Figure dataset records
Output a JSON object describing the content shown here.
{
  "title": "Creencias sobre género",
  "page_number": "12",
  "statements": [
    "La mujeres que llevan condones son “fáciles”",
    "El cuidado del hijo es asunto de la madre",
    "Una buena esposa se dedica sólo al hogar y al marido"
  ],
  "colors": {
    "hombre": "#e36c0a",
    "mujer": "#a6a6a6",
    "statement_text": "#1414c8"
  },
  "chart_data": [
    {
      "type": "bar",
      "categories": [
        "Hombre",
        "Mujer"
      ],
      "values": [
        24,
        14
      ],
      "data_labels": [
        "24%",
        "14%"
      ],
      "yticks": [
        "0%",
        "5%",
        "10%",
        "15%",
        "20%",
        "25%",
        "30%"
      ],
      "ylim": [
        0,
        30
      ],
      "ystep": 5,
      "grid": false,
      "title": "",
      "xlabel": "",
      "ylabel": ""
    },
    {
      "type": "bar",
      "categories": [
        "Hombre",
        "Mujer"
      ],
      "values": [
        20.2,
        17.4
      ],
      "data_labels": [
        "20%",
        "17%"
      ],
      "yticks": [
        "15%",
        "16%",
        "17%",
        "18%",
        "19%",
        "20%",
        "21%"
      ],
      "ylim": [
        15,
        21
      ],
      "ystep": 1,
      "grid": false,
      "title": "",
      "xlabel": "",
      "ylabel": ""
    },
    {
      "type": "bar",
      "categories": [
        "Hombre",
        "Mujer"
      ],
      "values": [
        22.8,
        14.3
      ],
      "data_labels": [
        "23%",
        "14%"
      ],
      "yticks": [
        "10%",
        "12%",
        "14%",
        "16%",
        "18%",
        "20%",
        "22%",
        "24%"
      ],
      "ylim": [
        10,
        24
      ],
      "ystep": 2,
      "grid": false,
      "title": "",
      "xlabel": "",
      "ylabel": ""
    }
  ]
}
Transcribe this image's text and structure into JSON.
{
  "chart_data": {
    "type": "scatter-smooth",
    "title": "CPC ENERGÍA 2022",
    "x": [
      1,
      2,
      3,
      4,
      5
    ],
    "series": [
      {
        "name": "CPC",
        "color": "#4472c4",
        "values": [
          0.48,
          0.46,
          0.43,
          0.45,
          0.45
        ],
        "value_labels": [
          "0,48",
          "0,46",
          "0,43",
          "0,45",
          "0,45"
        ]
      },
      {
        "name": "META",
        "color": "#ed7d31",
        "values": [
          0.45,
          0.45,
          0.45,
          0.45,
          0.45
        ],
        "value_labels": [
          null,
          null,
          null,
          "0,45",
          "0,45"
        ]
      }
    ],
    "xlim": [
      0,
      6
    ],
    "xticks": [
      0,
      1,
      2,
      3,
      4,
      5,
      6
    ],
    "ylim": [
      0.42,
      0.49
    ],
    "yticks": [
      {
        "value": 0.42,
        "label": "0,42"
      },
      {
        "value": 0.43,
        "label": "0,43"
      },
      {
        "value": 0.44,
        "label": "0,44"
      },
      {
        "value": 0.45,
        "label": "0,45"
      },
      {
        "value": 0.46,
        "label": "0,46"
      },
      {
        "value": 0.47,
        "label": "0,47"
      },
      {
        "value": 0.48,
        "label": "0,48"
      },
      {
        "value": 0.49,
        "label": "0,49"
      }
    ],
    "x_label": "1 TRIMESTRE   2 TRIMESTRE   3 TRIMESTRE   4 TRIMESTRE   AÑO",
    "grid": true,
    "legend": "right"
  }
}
==
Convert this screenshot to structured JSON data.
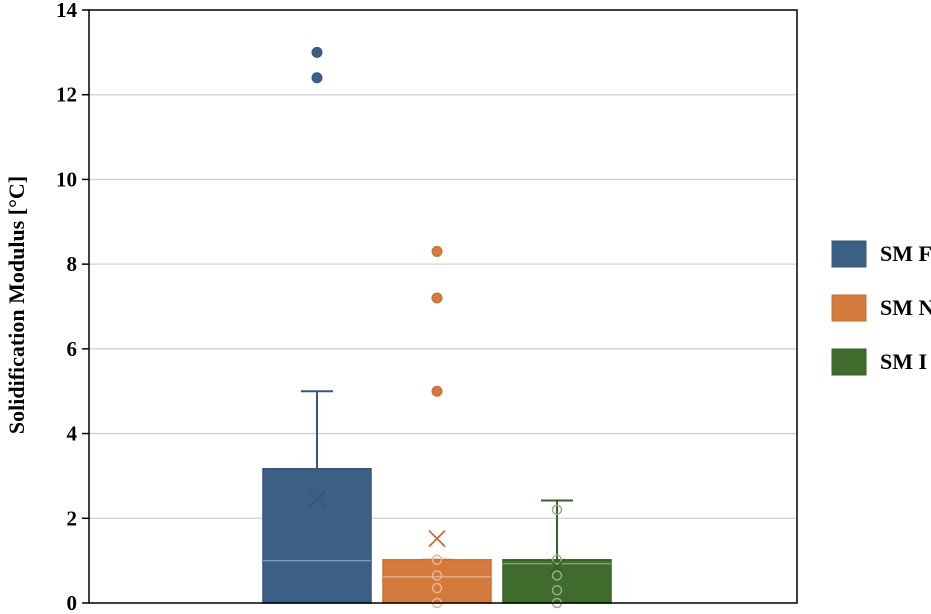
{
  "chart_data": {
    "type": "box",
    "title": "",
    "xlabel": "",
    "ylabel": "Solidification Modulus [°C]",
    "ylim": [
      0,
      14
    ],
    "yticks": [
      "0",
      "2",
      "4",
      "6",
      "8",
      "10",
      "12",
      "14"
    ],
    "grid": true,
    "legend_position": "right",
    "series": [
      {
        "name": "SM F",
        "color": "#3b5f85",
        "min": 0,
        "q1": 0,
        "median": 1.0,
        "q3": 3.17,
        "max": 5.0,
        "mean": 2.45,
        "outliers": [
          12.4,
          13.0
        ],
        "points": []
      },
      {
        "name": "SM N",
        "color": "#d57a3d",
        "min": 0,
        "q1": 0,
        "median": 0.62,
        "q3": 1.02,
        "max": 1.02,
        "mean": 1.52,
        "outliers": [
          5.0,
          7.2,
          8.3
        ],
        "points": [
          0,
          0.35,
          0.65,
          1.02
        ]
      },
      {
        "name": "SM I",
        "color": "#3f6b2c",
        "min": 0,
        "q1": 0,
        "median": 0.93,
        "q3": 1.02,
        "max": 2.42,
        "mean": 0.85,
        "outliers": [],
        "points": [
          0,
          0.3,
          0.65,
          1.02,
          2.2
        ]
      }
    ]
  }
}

## Problem to solve:
Copy out each line of the listing that holds "right".

## Full answer:
    "legend": "right"
    "legend_position": "right",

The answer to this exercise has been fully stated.